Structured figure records

** Begin **

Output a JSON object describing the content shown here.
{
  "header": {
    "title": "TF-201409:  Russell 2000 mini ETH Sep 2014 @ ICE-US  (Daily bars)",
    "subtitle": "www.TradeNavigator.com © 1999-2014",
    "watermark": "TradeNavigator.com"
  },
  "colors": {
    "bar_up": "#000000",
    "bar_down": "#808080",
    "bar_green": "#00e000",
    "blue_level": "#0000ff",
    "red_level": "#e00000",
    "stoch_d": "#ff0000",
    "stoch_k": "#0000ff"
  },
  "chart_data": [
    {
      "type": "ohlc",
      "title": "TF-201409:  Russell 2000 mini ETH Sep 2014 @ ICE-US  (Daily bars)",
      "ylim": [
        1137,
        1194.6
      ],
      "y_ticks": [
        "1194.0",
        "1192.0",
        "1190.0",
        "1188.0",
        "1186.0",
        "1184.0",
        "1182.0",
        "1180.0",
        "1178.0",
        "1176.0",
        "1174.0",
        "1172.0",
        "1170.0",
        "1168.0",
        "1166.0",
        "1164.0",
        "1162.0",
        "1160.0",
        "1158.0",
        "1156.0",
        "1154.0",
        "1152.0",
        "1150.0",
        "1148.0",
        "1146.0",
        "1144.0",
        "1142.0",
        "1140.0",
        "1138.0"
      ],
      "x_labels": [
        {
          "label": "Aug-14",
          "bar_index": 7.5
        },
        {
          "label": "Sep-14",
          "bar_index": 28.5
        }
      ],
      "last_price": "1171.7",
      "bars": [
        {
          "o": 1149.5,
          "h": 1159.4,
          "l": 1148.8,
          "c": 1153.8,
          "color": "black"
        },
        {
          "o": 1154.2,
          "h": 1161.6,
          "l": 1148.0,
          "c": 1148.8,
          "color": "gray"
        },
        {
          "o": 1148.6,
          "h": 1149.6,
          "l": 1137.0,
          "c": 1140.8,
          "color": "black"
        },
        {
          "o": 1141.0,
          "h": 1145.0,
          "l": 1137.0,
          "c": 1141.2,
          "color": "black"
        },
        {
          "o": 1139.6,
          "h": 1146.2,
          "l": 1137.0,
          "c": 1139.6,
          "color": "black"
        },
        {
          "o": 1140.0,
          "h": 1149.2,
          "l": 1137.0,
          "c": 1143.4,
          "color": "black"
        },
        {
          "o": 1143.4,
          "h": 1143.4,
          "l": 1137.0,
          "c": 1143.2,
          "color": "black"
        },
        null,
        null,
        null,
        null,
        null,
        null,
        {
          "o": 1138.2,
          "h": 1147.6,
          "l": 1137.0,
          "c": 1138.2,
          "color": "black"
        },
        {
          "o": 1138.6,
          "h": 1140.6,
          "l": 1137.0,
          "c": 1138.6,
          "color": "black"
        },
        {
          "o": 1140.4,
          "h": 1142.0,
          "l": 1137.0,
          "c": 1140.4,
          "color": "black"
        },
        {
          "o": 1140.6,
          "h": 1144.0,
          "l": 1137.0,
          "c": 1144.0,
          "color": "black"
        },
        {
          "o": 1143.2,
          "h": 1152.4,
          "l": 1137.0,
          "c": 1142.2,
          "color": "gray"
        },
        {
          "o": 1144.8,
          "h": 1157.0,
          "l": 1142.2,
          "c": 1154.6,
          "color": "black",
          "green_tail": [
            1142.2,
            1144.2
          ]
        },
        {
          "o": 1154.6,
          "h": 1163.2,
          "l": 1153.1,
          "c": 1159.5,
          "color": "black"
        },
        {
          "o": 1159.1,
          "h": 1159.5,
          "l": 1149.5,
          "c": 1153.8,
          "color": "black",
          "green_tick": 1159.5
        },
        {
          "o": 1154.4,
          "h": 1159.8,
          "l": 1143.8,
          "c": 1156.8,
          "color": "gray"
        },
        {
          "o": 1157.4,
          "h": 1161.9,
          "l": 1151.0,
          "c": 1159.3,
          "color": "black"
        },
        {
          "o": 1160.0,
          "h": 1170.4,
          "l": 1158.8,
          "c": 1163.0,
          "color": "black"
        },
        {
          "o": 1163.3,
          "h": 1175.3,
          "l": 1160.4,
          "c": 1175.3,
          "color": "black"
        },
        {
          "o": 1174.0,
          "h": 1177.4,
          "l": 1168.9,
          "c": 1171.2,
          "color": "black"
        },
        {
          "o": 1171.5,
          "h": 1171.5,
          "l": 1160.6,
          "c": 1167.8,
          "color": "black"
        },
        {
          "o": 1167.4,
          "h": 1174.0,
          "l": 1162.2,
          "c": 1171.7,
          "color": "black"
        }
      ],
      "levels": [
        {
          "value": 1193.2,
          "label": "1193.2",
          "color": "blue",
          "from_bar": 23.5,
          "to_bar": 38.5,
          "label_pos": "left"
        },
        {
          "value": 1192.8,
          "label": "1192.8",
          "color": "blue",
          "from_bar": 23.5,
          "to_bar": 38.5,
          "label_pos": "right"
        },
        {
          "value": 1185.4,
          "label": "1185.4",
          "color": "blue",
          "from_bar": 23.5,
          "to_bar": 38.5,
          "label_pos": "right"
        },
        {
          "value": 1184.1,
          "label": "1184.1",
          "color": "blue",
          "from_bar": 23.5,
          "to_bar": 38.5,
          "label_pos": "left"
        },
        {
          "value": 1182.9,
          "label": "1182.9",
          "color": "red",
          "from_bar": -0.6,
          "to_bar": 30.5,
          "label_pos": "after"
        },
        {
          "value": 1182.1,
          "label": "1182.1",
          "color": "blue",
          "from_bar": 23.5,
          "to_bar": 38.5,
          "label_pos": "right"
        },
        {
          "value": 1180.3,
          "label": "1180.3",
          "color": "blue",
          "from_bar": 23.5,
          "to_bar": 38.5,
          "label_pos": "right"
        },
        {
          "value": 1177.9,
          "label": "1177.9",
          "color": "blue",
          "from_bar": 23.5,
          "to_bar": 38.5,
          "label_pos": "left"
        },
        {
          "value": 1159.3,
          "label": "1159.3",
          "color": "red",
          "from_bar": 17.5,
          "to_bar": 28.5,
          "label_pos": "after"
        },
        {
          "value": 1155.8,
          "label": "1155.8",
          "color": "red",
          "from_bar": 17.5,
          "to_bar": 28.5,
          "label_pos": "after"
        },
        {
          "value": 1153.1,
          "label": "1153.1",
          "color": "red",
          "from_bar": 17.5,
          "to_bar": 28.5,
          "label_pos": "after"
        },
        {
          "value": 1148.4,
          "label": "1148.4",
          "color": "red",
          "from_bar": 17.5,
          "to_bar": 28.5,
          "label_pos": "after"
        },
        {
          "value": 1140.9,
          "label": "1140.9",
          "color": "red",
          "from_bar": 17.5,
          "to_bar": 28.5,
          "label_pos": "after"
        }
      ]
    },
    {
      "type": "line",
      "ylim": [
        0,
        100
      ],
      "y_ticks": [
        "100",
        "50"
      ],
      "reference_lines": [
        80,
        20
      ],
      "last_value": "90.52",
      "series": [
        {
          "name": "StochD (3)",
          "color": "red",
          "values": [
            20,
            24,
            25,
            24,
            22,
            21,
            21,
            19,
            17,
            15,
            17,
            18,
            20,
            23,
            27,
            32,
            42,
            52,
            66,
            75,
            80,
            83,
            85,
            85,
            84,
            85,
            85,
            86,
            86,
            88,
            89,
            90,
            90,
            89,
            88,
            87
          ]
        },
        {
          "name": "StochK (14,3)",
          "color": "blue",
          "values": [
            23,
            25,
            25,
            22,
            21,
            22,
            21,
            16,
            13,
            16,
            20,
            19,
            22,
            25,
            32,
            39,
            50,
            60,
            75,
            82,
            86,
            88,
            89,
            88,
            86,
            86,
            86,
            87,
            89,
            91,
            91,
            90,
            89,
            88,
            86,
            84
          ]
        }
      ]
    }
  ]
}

** End **

What the exercise asks>
Within the listing above, copy each line that has the string "TradeNavigator".

Exercise solution>
    "subtitle": "www.TradeNavigator.com © 1999-2014",
    "watermark": "TradeNavigator.com"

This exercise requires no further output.